# WHAT IS BEING ASKED
Locate every line in the records below that holds the word "Oilada" and return each one.

═════ DATASET RECORDS ═════

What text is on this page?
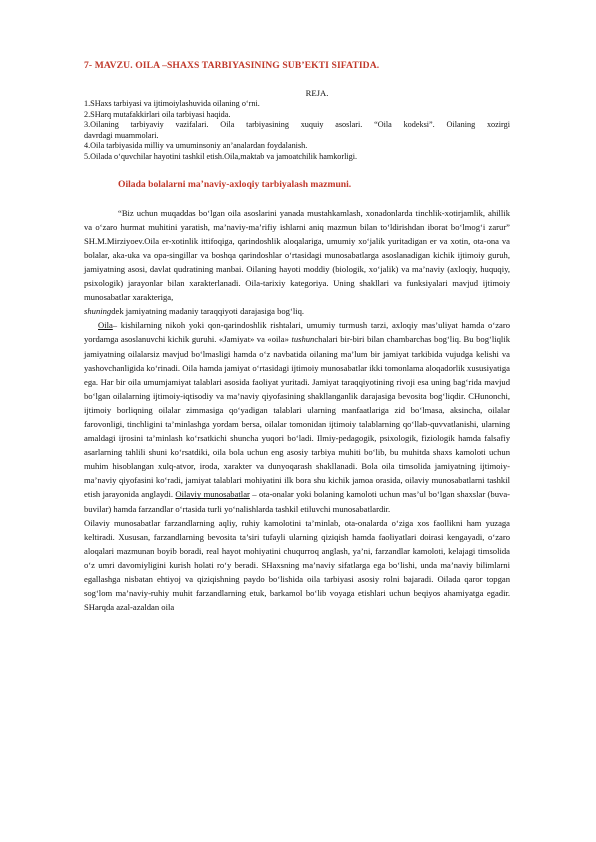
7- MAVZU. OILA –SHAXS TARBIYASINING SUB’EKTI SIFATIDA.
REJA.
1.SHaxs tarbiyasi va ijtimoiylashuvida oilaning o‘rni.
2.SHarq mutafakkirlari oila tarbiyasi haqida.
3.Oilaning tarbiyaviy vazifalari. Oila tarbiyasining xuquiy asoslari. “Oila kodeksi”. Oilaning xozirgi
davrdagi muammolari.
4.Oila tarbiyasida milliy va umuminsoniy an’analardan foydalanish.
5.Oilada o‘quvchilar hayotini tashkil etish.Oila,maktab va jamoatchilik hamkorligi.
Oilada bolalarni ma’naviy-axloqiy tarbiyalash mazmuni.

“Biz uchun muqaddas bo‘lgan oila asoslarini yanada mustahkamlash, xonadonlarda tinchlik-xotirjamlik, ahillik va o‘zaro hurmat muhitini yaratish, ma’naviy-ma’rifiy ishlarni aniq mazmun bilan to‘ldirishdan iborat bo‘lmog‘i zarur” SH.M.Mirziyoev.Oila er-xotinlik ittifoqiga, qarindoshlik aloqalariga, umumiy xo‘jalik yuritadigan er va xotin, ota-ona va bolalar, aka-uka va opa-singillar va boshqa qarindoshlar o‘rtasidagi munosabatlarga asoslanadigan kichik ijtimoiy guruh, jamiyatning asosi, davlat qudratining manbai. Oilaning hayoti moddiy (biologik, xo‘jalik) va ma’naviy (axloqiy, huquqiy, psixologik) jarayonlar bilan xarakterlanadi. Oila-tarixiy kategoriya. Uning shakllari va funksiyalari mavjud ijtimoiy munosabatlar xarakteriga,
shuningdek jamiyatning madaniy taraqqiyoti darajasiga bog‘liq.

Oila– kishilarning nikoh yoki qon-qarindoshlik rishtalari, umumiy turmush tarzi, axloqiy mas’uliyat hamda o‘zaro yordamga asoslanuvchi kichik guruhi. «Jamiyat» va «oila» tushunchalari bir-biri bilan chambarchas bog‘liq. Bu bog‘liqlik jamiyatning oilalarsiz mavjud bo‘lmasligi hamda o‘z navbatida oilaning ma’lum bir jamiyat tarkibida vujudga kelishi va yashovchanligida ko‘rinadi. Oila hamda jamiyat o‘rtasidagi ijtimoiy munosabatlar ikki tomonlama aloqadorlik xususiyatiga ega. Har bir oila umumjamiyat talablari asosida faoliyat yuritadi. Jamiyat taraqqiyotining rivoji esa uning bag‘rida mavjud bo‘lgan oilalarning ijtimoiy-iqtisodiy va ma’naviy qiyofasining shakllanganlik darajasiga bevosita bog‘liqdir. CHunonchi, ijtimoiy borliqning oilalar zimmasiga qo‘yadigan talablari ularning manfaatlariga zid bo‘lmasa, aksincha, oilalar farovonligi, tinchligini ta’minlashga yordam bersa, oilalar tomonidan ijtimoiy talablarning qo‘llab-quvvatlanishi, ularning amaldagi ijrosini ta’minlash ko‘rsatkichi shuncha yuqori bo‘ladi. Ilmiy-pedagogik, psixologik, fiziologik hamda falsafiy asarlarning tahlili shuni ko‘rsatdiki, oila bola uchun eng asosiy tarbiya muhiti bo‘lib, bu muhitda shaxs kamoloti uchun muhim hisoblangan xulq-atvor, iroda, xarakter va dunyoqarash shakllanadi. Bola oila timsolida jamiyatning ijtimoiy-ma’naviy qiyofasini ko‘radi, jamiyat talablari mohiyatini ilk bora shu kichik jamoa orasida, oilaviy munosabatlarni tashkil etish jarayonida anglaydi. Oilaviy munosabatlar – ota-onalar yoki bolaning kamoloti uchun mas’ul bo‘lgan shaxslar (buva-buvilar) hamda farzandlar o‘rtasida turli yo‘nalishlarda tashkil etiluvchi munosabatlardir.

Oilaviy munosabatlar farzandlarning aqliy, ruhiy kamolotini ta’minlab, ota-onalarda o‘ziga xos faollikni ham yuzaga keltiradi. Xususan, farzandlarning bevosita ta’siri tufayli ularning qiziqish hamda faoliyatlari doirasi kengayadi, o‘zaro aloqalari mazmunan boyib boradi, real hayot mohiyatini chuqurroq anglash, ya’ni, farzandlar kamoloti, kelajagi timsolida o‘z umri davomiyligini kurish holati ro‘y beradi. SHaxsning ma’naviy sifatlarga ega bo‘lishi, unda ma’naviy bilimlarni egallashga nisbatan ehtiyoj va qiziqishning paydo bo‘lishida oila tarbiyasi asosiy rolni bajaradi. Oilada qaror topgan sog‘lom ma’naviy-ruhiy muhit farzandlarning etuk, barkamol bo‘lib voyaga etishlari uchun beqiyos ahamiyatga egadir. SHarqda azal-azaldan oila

═════

# FULL SOLUTION
5.Oilada o‘quvchilar hayotini tashkil etish.Oila,maktab va jamoatchilik hamkorligi.
Oilada bolalarni ma’naviy-axloqiy tarbiyalash mazmuni.
Oilaviy munosabatlar farzandlarning aqliy, ruhiy kamolotini ta’minlab, ota-onalarda o‘ziga xos faollikni ham yuzaga keltiradi. Xususan, farzandlarning bevosita ta’siri tufayli ularning qiziqish hamda faoliyatlari doirasi kengayadi, o‘zaro aloqalari mazmunan boyib boradi, real hayot mohiyatini chuqurroq anglash, ya’ni, farzandlar kamoloti, kelajagi timsolida o‘z umri davomiyligini kurish holati ro‘y beradi. SHaxsning ma’naviy sifatlarga ega bo‘lishi, unda ma’naviy bilimlarni egallashga nisbatan ehtiyoj va qiziqishning paydo bo‘lishida oila tarbiyasi asosiy rolni bajaradi. Oilada qaror topgan sog‘lom ma’naviy-ruhiy muhit farzandlarning etuk, barkamol bo‘lib voyaga etishlari uchun beqiyos ahamiyatga egadir. SHarqda azal-azaldan oila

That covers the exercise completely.